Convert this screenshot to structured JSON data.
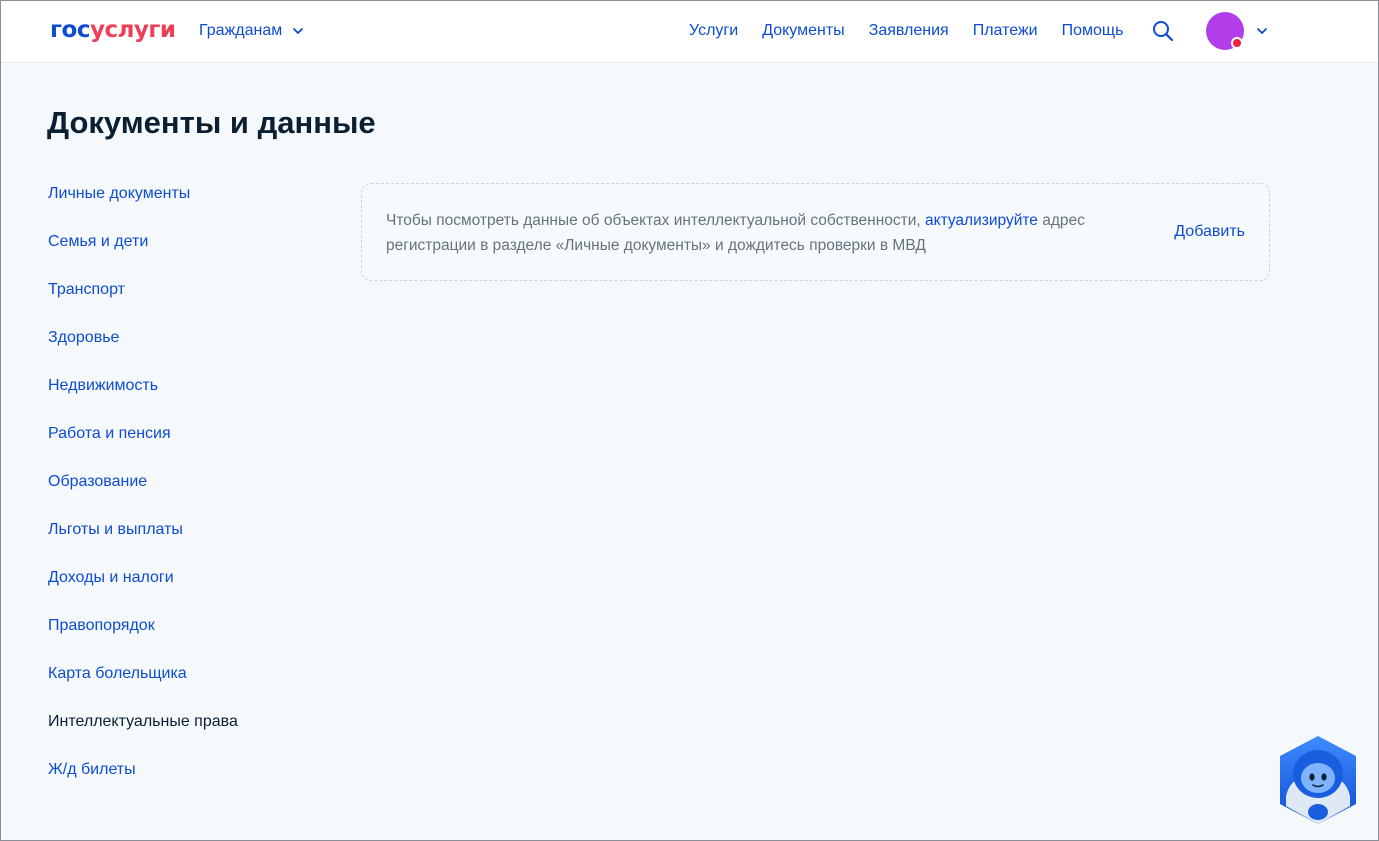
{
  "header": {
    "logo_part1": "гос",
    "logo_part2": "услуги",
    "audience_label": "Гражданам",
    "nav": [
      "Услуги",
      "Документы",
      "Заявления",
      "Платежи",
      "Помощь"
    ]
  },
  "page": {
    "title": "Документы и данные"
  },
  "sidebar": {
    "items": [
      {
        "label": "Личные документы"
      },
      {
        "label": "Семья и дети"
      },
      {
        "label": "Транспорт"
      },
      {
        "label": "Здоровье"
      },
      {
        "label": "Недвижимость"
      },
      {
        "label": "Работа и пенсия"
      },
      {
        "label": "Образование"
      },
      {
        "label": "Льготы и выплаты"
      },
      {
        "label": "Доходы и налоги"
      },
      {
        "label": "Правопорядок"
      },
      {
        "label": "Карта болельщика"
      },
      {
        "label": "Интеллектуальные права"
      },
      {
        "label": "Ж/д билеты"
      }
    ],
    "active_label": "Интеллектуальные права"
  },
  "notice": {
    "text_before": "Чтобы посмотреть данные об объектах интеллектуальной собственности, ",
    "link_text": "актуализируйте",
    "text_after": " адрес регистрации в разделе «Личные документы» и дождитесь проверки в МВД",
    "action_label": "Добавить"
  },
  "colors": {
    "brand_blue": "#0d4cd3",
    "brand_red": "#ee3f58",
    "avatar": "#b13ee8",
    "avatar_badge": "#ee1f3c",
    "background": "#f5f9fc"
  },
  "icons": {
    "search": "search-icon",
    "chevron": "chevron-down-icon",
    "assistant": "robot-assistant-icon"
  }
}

**What to work on**
Your task is to report how many lines of the material include the string "данные". Give the number and no other words.

**Answer in full**
2